Go through the entries below and retype them exactly, omitting each picture.

* START *

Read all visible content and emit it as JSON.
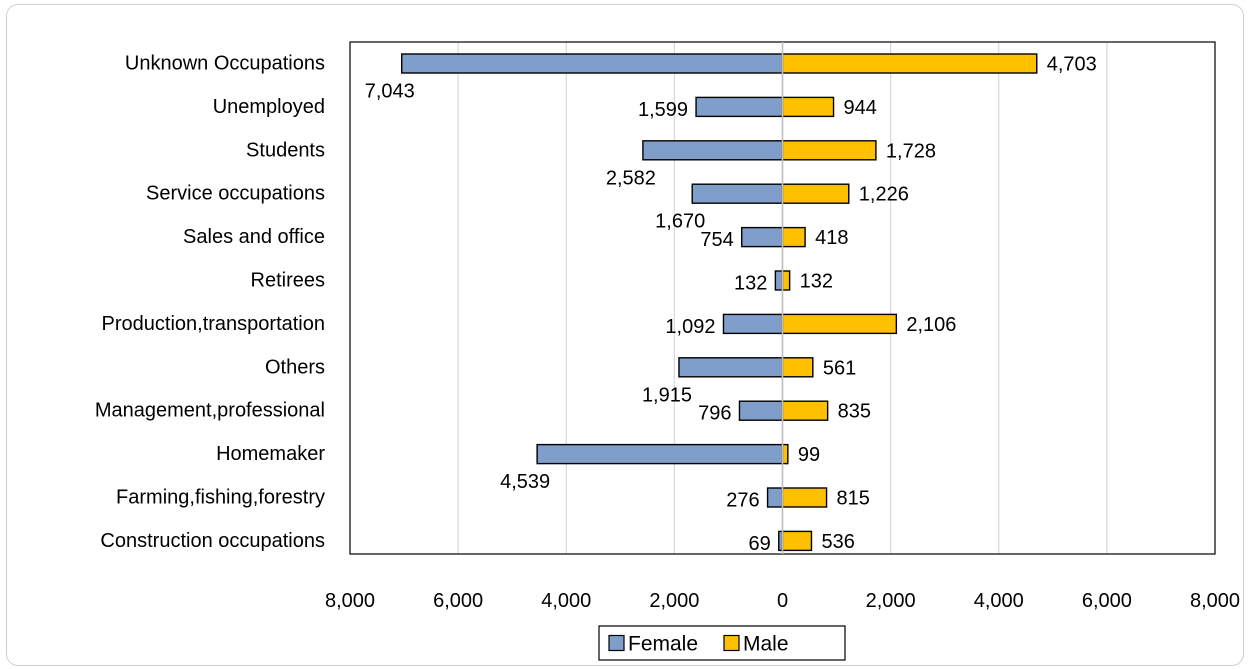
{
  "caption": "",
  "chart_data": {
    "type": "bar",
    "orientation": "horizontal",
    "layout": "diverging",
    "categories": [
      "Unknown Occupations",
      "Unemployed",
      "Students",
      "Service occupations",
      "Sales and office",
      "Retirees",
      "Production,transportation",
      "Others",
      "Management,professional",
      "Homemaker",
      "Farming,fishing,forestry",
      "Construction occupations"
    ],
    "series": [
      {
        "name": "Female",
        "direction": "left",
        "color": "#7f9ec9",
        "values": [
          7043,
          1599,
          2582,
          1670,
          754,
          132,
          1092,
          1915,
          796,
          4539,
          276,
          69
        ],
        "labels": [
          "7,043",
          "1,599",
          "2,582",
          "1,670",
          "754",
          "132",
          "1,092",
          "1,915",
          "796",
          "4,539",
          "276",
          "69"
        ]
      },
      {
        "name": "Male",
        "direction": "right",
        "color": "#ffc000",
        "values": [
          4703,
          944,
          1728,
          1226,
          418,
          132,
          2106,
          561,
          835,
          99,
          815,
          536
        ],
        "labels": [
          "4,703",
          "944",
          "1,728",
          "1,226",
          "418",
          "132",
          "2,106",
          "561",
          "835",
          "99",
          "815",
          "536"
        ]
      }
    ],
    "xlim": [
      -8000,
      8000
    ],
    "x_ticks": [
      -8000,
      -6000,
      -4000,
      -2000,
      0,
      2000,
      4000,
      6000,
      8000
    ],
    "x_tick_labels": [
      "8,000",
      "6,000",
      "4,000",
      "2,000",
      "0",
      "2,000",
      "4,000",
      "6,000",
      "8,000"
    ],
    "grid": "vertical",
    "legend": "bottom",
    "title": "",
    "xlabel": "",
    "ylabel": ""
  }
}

* END *

Final result:
Read all visible content and emit it as JSON.
{
  "caption": "",
  "chart_data": {
    "type": "bar",
    "orientation": "horizontal",
    "layout": "diverging",
    "categories": [
      "Unknown Occupations",
      "Unemployed",
      "Students",
      "Service occupations",
      "Sales and office",
      "Retirees",
      "Production,transportation",
      "Others",
      "Management,professional",
      "Homemaker",
      "Farming,fishing,forestry",
      "Construction occupations"
    ],
    "series": [
      {
        "name": "Female",
        "direction": "left",
        "color": "#7f9ec9",
        "values": [
          7043,
          1599,
          2582,
          1670,
          754,
          132,
          1092,
          1915,
          796,
          4539,
          276,
          69
        ],
        "labels": [
          "7,043",
          "1,599",
          "2,582",
          "1,670",
          "754",
          "132",
          "1,092",
          "1,915",
          "796",
          "4,539",
          "276",
          "69"
        ]
      },
      {
        "name": "Male",
        "direction": "right",
        "color": "#ffc000",
        "values": [
          4703,
          944,
          1728,
          1226,
          418,
          132,
          2106,
          561,
          835,
          99,
          815,
          536
        ],
        "labels": [
          "4,703",
          "944",
          "1,728",
          "1,226",
          "418",
          "132",
          "2,106",
          "561",
          "835",
          "99",
          "815",
          "536"
        ]
      }
    ],
    "xlim": [
      -8000,
      8000
    ],
    "x_ticks": [
      -8000,
      -6000,
      -4000,
      -2000,
      0,
      2000,
      4000,
      6000,
      8000
    ],
    "x_tick_labels": [
      "8,000",
      "6,000",
      "4,000",
      "2,000",
      "0",
      "2,000",
      "4,000",
      "6,000",
      "8,000"
    ],
    "grid": "vertical",
    "legend": "bottom",
    "title": "",
    "xlabel": "",
    "ylabel": ""
  }
}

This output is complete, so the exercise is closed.